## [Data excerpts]
•••••
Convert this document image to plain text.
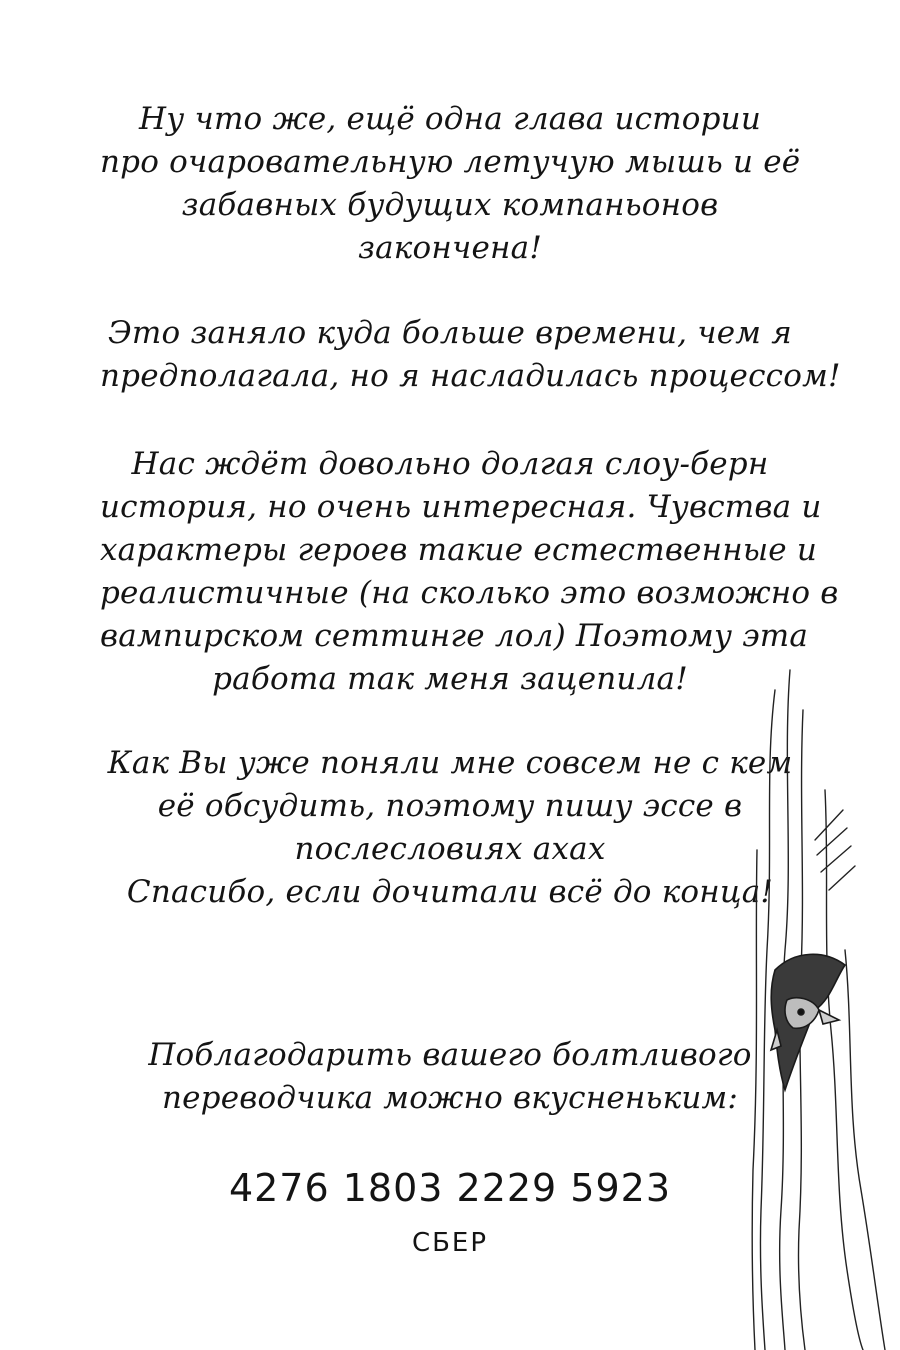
Ну что же, ещё одна глава истории
про очаровательную летучую мышь и её
забавных будущих компаньонов
закончена!
Это заняло куда больше времени, чем я
предполагала, но я насладилась процессом!
Нас ждёт довольно долгая слоу-берн
история, но очень интересная. Чувства и
характеры героев такие естественные и
реалистичные (на сколько это возможно в
вампирском сеттинге лол) Поэтому эта
работа так меня зацепила!
Как Вы уже поняли мне совсем не с кем
её обсудить, поэтому пишу эссе в
послесловиях ахах
Спасибо, если дочитали всё до конца!
Поблагодарить вашего болтливого
переводчика можно вкусненьким:
4276 1803 2229 5923
СБЕР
•••••
## [Task brief]
Return each line from the material above exactly, but not the pictures.

## [Task answer]
Convert this document image to plain text.
Ну что же, ещё одна глава истории
про очаровательную летучую мышь и её
забавных будущих компаньонов
закончена!
Это заняло куда больше времени, чем я
предполагала, но я насладилась процессом!
Нас ждёт довольно долгая слоу-берн
история, но очень интересная. Чувства и
характеры героев такие естественные и
реалистичные (на сколько это возможно в
вампирском сеттинге лол) Поэтому эта
работа так меня зацепила!
Как Вы уже поняли мне совсем не с кем
её обсудить, поэтому пишу эссе в
послесловиях ахах
Спасибо, если дочитали всё до конца!
Поблагодарить вашего болтливого
переводчика можно вкусненьким:
4276 1803 2229 5923
СБЕР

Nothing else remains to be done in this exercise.